Aim: Determine how many lines include the word "Price", then give that number and nothing more.

Records supplied:
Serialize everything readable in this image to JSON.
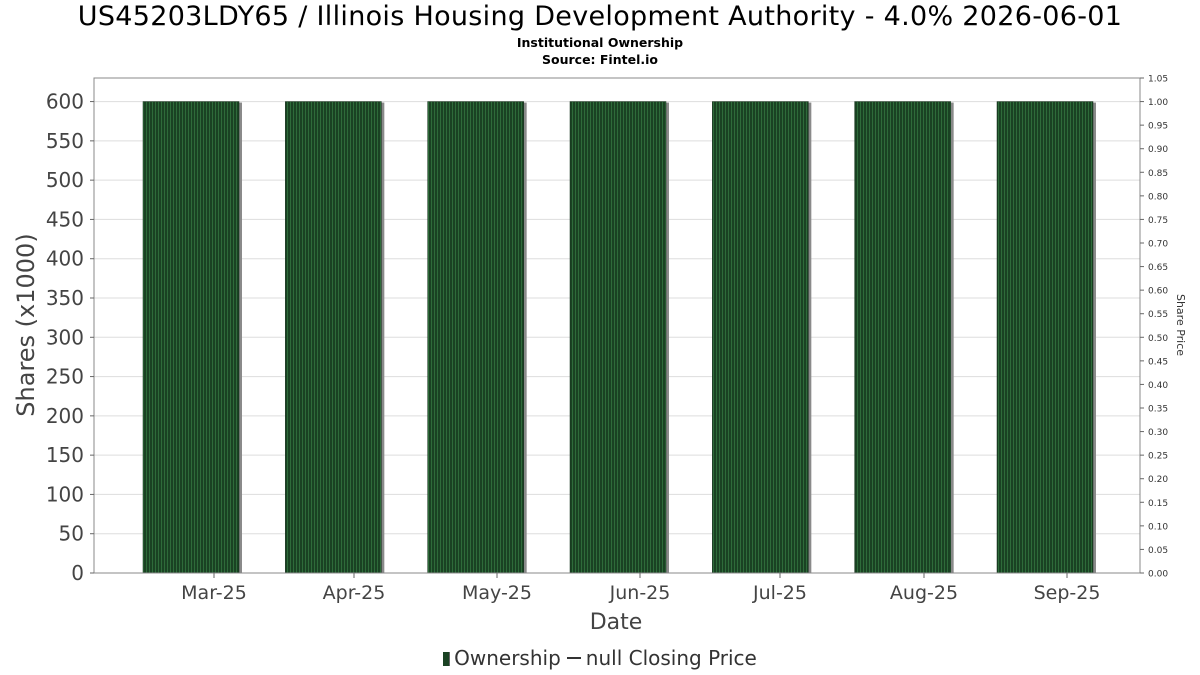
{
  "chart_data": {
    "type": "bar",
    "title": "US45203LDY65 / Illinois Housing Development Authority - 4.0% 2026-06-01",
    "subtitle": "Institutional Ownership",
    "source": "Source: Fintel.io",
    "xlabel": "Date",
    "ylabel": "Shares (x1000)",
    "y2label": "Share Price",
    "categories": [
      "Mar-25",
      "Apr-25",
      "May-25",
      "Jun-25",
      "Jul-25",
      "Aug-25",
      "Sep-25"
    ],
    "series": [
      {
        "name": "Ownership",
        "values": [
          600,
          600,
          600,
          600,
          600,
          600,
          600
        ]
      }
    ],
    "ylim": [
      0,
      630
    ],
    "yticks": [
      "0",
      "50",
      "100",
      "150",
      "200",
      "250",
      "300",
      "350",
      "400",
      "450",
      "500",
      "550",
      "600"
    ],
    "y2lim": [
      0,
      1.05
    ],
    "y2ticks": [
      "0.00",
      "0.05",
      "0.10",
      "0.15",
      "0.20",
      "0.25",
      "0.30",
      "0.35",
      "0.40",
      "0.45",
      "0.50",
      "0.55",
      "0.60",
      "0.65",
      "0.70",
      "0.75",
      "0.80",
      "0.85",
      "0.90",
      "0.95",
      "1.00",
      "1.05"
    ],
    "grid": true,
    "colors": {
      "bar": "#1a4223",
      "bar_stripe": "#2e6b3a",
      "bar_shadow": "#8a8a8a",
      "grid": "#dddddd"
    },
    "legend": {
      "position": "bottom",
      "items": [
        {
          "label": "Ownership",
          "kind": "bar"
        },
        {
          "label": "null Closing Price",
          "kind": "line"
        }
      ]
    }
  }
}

Answer in full: 2